_The problem_: Pick every line out of the entries below that has the string "Control", and copy it.

_Document page text data_:
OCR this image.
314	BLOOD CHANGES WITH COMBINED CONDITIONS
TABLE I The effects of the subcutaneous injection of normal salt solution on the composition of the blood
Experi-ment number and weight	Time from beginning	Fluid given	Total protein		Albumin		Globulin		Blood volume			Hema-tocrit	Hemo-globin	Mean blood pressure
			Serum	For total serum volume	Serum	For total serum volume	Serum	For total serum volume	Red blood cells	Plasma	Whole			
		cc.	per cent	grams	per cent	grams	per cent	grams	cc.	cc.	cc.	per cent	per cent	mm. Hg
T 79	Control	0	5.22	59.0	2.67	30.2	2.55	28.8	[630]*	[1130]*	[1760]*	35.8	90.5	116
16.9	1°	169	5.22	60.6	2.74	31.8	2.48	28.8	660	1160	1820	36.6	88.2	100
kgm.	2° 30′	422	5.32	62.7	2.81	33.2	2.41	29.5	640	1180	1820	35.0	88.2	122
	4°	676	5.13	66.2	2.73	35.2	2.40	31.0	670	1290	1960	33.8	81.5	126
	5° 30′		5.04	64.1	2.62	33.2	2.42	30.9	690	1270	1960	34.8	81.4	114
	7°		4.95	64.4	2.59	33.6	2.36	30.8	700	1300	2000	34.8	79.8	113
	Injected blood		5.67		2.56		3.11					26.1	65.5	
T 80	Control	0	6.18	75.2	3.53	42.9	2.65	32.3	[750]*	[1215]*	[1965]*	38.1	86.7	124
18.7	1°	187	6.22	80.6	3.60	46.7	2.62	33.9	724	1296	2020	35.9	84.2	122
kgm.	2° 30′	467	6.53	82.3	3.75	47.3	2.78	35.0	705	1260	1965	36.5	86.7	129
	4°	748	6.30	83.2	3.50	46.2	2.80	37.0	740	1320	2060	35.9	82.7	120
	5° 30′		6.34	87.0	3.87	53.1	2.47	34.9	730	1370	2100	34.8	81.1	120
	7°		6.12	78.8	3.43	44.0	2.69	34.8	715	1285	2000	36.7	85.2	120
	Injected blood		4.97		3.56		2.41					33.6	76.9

_Output of the task_:
T 79	Control	0	5.22	59.0	2.67	30.2	2.55	28.8	[630]*	[1130]*	[1760]*	35.8	90.5	116
T 80	Control	0	6.18	75.2	3.53	42.9	2.65	32.3	[750]*	[1215]*	[1965]*	38.1	86.7	124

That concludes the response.